The records:
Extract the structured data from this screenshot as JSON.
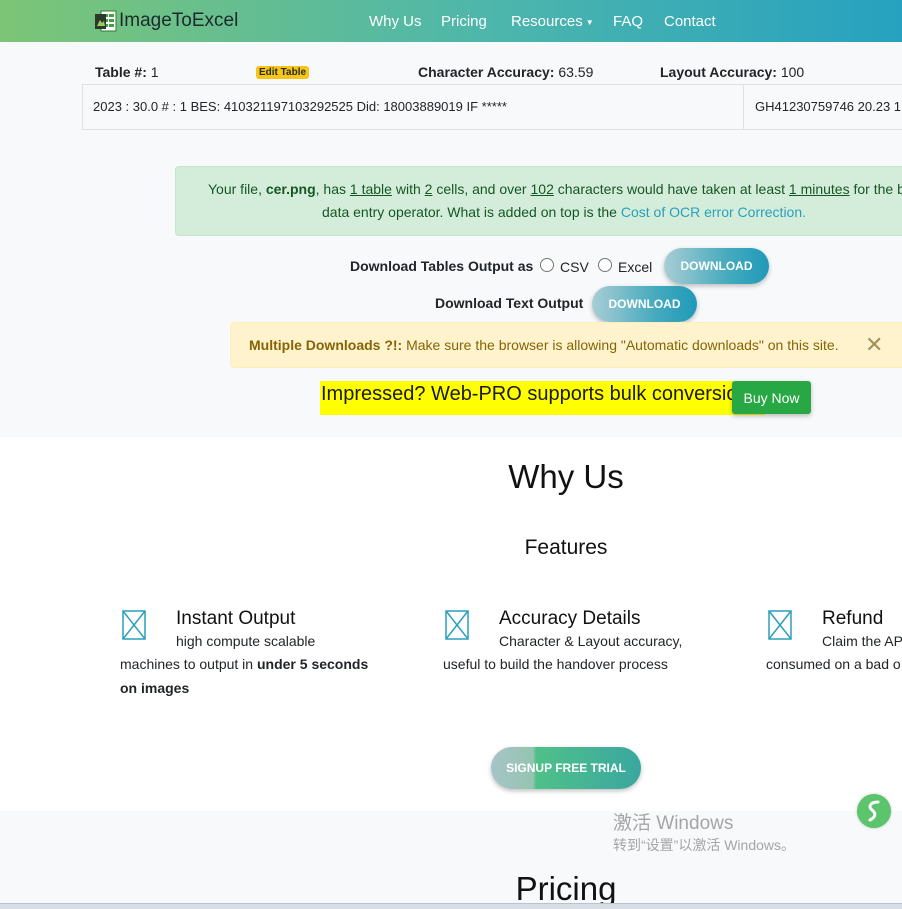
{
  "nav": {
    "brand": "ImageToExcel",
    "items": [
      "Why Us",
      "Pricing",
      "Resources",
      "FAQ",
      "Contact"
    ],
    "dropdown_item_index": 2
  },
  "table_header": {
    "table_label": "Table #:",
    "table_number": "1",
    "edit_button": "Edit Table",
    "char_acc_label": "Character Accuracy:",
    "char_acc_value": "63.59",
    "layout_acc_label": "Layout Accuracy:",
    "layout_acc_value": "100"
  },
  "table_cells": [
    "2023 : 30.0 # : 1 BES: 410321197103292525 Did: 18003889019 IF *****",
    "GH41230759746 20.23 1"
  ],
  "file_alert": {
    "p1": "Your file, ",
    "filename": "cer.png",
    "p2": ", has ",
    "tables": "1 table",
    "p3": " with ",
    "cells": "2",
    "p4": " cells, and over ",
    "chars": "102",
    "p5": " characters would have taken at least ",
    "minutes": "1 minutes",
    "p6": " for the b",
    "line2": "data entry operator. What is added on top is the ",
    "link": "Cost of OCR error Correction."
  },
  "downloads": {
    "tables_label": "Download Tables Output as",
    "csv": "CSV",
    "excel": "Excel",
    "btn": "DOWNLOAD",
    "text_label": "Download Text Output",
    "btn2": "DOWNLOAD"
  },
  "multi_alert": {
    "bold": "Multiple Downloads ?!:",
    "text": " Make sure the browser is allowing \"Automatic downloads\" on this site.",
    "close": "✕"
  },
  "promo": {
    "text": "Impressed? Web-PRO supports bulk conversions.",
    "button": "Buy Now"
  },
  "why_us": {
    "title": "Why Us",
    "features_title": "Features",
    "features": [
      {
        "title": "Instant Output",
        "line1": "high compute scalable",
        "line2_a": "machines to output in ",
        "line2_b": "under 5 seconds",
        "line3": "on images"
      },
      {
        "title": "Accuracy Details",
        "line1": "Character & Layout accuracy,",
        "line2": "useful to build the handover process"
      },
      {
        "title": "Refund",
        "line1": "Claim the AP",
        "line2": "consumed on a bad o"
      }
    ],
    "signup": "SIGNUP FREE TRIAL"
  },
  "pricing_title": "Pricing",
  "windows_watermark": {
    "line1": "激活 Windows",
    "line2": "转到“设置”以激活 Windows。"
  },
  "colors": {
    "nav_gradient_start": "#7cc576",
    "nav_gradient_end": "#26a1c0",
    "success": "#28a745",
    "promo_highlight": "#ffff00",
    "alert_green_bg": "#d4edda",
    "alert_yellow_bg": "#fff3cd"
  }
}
--
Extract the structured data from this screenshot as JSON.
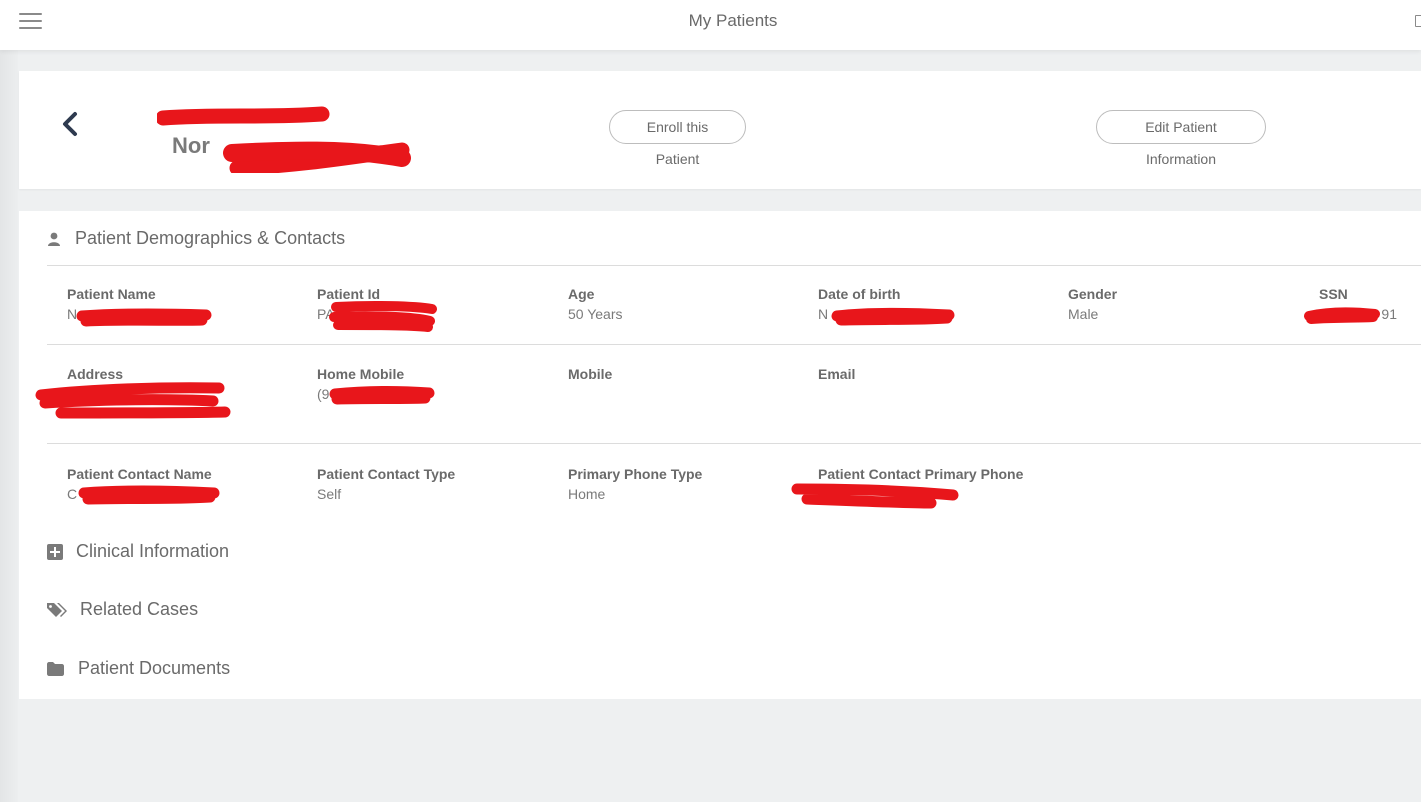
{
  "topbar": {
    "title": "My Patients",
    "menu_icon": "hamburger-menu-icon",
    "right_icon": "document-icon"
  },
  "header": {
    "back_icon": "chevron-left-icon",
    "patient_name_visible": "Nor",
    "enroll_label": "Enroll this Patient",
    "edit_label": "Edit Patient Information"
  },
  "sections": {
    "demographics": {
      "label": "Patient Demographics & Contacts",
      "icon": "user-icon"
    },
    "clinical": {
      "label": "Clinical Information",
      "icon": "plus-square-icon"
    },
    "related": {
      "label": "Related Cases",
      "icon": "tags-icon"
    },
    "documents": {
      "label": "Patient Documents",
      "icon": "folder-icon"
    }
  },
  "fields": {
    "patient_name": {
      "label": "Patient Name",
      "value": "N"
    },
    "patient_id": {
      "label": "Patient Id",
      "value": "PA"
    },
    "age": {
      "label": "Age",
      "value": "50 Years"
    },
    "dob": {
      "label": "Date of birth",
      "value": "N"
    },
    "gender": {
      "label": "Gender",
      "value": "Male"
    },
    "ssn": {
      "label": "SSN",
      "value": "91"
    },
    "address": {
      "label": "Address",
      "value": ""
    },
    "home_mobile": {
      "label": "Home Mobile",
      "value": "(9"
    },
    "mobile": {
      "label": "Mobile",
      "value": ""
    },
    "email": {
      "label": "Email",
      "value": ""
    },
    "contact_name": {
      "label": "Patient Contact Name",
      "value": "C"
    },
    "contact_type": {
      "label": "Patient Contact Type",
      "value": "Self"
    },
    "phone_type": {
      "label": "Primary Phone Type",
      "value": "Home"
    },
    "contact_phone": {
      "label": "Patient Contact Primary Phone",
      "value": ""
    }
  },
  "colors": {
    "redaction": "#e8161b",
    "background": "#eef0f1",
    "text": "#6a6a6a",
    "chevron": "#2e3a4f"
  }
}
* * *
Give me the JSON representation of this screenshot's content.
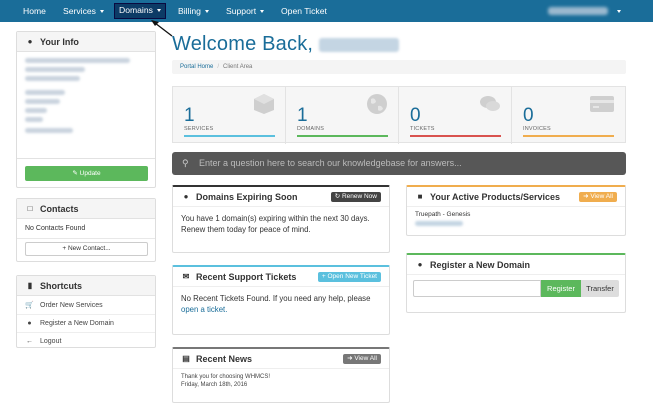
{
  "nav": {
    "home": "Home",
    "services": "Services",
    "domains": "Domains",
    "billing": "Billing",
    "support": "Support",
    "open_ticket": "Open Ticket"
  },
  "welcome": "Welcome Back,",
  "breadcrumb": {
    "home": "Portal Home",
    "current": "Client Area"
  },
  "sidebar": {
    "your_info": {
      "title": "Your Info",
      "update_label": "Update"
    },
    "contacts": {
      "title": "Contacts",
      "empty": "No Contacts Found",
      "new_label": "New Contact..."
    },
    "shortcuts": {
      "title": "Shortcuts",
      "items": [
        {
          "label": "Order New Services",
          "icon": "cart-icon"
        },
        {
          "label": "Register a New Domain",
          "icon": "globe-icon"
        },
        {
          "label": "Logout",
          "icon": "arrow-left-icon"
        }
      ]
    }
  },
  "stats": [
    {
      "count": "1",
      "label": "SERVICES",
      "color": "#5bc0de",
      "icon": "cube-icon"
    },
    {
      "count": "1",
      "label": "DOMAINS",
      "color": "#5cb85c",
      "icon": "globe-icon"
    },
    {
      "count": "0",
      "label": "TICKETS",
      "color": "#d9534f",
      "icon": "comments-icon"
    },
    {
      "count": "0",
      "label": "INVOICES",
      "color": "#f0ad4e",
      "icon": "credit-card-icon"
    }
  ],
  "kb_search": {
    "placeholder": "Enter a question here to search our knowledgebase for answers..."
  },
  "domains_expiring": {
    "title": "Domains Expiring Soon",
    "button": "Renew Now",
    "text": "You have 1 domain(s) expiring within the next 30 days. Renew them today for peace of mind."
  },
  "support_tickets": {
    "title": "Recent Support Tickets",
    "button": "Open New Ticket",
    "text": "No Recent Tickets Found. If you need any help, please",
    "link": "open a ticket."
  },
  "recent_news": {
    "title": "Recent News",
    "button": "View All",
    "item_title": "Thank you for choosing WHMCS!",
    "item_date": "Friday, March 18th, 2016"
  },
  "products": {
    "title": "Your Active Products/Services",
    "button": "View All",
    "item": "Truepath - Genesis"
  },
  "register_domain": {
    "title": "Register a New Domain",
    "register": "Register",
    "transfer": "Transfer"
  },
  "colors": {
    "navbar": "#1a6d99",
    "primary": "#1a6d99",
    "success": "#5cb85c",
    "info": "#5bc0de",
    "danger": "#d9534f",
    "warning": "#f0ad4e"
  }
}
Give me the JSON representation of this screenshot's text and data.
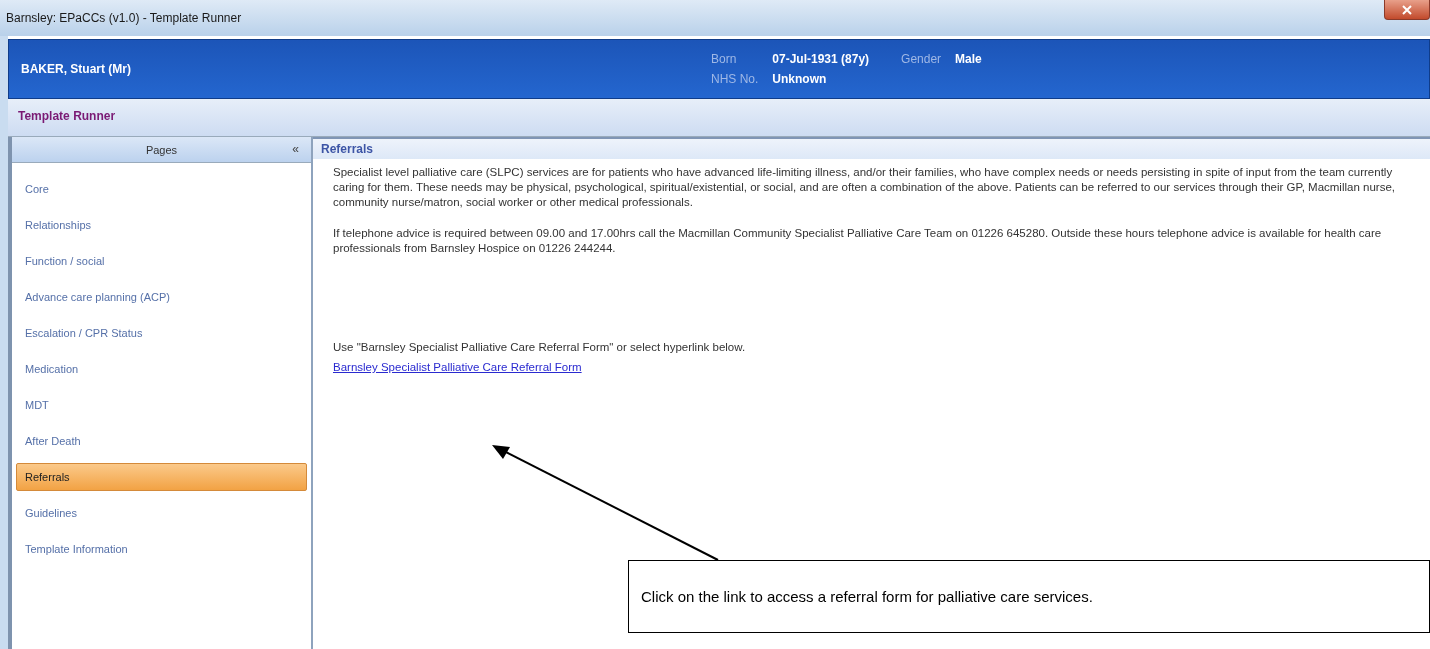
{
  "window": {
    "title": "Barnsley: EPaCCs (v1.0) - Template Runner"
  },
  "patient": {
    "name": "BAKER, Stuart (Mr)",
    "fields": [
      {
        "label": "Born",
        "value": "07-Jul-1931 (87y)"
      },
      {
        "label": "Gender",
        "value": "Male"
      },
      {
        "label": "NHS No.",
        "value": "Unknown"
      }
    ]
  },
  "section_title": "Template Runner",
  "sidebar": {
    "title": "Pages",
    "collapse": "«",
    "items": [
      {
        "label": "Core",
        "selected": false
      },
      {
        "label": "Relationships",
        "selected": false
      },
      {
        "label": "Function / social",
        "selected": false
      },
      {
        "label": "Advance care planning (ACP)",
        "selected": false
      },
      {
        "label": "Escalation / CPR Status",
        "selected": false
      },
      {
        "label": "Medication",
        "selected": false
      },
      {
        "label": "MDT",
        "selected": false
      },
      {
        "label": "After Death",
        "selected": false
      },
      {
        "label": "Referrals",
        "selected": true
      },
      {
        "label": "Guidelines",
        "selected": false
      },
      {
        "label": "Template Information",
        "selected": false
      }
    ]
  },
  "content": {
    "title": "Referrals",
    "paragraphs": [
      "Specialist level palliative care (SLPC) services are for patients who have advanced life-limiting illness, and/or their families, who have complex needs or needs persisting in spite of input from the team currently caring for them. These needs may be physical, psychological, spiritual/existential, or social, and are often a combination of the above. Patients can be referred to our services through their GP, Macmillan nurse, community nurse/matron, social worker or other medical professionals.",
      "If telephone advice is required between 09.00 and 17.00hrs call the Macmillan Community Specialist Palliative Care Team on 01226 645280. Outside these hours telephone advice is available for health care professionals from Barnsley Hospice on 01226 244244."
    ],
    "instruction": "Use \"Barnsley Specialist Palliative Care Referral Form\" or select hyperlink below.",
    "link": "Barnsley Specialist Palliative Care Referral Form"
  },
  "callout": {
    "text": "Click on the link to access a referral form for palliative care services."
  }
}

Task requirements: Count the lines in the listing where the string "data" appears, and give only the count.

Written response: 4